- TASK INSTRUCTIONS: Each record below should be repeated precisely as written.

============================================================

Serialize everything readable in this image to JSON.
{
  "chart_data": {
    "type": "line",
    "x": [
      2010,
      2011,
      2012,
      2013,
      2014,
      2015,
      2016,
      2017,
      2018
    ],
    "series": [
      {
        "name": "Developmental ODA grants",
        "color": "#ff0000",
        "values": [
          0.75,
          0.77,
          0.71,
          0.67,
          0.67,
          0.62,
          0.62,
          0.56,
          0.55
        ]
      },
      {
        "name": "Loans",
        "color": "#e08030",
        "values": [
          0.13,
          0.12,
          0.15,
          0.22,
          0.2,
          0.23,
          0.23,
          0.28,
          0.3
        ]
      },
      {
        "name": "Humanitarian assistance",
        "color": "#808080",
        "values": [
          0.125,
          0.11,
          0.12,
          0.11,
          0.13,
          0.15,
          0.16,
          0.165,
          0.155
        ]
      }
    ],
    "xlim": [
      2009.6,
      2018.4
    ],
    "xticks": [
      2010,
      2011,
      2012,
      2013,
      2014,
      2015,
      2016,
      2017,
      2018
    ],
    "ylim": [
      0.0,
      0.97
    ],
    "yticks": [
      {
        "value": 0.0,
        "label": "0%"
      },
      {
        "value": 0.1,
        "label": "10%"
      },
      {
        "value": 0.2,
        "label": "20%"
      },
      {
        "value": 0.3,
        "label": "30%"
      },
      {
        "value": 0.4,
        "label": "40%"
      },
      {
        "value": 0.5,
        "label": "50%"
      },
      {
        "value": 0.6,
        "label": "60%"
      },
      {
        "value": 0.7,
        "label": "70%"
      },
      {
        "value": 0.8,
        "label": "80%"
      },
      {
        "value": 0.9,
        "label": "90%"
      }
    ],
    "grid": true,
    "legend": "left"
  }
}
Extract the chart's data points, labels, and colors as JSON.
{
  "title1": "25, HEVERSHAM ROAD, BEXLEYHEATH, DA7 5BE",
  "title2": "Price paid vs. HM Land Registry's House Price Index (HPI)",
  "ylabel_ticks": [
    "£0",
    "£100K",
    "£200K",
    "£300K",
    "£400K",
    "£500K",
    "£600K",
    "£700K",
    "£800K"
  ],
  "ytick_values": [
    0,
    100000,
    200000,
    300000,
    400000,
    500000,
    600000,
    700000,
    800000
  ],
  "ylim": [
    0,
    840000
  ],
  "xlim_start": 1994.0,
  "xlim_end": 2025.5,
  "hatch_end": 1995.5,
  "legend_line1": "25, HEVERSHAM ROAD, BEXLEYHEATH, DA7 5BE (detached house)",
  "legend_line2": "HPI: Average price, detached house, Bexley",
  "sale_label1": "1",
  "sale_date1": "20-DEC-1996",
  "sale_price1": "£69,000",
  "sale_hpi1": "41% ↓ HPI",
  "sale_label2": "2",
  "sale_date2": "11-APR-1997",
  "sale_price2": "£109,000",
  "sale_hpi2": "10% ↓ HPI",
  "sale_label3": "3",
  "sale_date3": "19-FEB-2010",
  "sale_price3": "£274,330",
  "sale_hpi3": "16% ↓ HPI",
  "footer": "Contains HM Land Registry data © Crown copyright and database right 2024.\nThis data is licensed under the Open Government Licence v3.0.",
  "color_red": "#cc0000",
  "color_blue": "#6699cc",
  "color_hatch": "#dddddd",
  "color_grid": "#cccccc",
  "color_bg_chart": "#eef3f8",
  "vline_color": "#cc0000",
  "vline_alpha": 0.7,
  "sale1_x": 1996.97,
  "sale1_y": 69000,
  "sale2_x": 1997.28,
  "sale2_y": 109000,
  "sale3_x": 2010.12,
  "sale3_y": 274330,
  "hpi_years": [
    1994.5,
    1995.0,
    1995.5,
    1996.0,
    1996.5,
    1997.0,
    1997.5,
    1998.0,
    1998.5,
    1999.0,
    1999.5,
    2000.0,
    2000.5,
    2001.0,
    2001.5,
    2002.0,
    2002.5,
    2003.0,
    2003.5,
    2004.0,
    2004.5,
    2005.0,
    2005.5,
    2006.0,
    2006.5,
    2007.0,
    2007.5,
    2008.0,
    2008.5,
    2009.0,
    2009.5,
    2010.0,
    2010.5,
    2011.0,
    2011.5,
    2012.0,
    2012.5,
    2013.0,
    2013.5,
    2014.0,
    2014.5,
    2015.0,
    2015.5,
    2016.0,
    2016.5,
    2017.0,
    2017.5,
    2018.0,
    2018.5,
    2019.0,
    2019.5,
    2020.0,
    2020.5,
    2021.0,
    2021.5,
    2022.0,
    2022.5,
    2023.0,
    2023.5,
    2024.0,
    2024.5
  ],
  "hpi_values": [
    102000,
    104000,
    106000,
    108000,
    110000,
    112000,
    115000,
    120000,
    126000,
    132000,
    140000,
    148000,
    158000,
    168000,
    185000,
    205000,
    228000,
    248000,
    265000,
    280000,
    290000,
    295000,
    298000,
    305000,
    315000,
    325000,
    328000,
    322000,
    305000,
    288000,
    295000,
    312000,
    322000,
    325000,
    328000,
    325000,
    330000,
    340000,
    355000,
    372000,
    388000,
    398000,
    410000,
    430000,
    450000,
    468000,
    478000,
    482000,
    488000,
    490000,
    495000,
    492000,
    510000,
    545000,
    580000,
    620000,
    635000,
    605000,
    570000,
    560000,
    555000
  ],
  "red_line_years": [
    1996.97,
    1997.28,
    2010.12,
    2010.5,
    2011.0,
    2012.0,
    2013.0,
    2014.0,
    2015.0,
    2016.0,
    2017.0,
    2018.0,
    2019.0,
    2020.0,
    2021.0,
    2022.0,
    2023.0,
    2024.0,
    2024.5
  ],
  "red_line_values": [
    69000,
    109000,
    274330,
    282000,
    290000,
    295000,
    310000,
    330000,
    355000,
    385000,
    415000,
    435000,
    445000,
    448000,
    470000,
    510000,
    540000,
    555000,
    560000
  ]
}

============================================================

- OUTPUT FOR THIS EXERCISE:
Serialize everything readable in this image to JSON.
{
  "chart_data": {
    "type": "line",
    "x": [
      2010,
      2011,
      2012,
      2013,
      2014,
      2015,
      2016,
      2017,
      2018
    ],
    "series": [
      {
        "name": "Developmental ODA grants",
        "color": "#ff0000",
        "values": [
          0.75,
          0.77,
          0.71,
          0.67,
          0.67,
          0.62,
          0.62,
          0.56,
          0.55
        ]
      },
      {
        "name": "Loans",
        "color": "#e08030",
        "values": [
          0.13,
          0.12,
          0.15,
          0.22,
          0.2,
          0.23,
          0.23,
          0.28,
          0.3
        ]
      },
      {
        "name": "Humanitarian assistance",
        "color": "#808080",
        "values": [
          0.125,
          0.11,
          0.12,
          0.11,
          0.13,
          0.15,
          0.16,
          0.165,
          0.155
        ]
      }
    ],
    "xlim": [
      2009.6,
      2018.4
    ],
    "xticks": [
      2010,
      2011,
      2012,
      2013,
      2014,
      2015,
      2016,
      2017,
      2018
    ],
    "ylim": [
      0.0,
      0.97
    ],
    "yticks": [
      {
        "value": 0.0,
        "label": "0%"
      },
      {
        "value": 0.1,
        "label": "10%"
      },
      {
        "value": 0.2,
        "label": "20%"
      },
      {
        "value": 0.3,
        "label": "30%"
      },
      {
        "value": 0.4,
        "label": "40%"
      },
      {
        "value": 0.5,
        "label": "50%"
      },
      {
        "value": 0.6,
        "label": "60%"
      },
      {
        "value": 0.7,
        "label": "70%"
      },
      {
        "value": 0.8,
        "label": "80%"
      },
      {
        "value": 0.9,
        "label": "90%"
      }
    ],
    "grid": true,
    "legend": "left"
  }
}
Extract the chart's data points, labels, and colors as JSON.
{
  "title1": "25, HEVERSHAM ROAD, BEXLEYHEATH, DA7 5BE",
  "title2": "Price paid vs. HM Land Registry's House Price Index (HPI)",
  "ylabel_ticks": [
    "£0",
    "£100K",
    "£200K",
    "£300K",
    "£400K",
    "£500K",
    "£600K",
    "£700K",
    "£800K"
  ],
  "ytick_values": [
    0,
    100000,
    200000,
    300000,
    400000,
    500000,
    600000,
    700000,
    800000
  ],
  "ylim": [
    0,
    840000
  ],
  "xlim_start": 1994.0,
  "xlim_end": 2025.5,
  "hatch_end": 1995.5,
  "legend_line1": "25, HEVERSHAM ROAD, BEXLEYHEATH, DA7 5BE (detached house)",
  "legend_line2": "HPI: Average price, detached house, Bexley",
  "sale_label1": "1",
  "sale_date1": "20-DEC-1996",
  "sale_price1": "£69,000",
  "sale_hpi1": "41% ↓ HPI",
  "sale_label2": "2",
  "sale_date2": "11-APR-1997",
  "sale_price2": "£109,000",
  "sale_hpi2": "10% ↓ HPI",
  "sale_label3": "3",
  "sale_date3": "19-FEB-2010",
  "sale_price3": "£274,330",
  "sale_hpi3": "16% ↓ HPI",
  "footer": "Contains HM Land Registry data © Crown copyright and database right 2024.\nThis data is licensed under the Open Government Licence v3.0.",
  "color_red": "#cc0000",
  "color_blue": "#6699cc",
  "color_hatch": "#dddddd",
  "color_grid": "#cccccc",
  "color_bg_chart": "#eef3f8",
  "vline_color": "#cc0000",
  "vline_alpha": 0.7,
  "sale1_x": 1996.97,
  "sale1_y": 69000,
  "sale2_x": 1997.28,
  "sale2_y": 109000,
  "sale3_x": 2010.12,
  "sale3_y": 274330,
  "hpi_years": [
    1994.5,
    1995.0,
    1995.5,
    1996.0,
    1996.5,
    1997.0,
    1997.5,
    1998.0,
    1998.5,
    1999.0,
    1999.5,
    2000.0,
    2000.5,
    2001.0,
    2001.5,
    2002.0,
    2002.5,
    2003.0,
    2003.5,
    2004.0,
    2004.5,
    2005.0,
    2005.5,
    2006.0,
    2006.5,
    2007.0,
    2007.5,
    2008.0,
    2008.5,
    2009.0,
    2009.5,
    2010.0,
    2010.5,
    2011.0,
    2011.5,
    2012.0,
    2012.5,
    2013.0,
    2013.5,
    2014.0,
    2014.5,
    2015.0,
    2015.5,
    2016.0,
    2016.5,
    2017.0,
    2017.5,
    2018.0,
    2018.5,
    2019.0,
    2019.5,
    2020.0,
    2020.5,
    2021.0,
    2021.5,
    2022.0,
    2022.5,
    2023.0,
    2023.5,
    2024.0,
    2024.5
  ],
  "hpi_values": [
    102000,
    104000,
    106000,
    108000,
    110000,
    112000,
    115000,
    120000,
    126000,
    132000,
    140000,
    148000,
    158000,
    168000,
    185000,
    205000,
    228000,
    248000,
    265000,
    280000,
    290000,
    295000,
    298000,
    305000,
    315000,
    325000,
    328000,
    322000,
    305000,
    288000,
    295000,
    312000,
    322000,
    325000,
    328000,
    325000,
    330000,
    340000,
    355000,
    372000,
    388000,
    398000,
    410000,
    430000,
    450000,
    468000,
    478000,
    482000,
    488000,
    490000,
    495000,
    492000,
    510000,
    545000,
    580000,
    620000,
    635000,
    605000,
    570000,
    560000,
    555000
  ],
  "red_line_years": [
    1996.97,
    1997.28,
    2010.12,
    2010.5,
    2011.0,
    2012.0,
    2013.0,
    2014.0,
    2015.0,
    2016.0,
    2017.0,
    2018.0,
    2019.0,
    2020.0,
    2021.0,
    2022.0,
    2023.0,
    2024.0,
    2024.5
  ],
  "red_line_values": [
    69000,
    109000,
    274330,
    282000,
    290000,
    295000,
    310000,
    330000,
    355000,
    385000,
    415000,
    435000,
    445000,
    448000,
    470000,
    510000,
    540000,
    555000,
    560000
  ]
}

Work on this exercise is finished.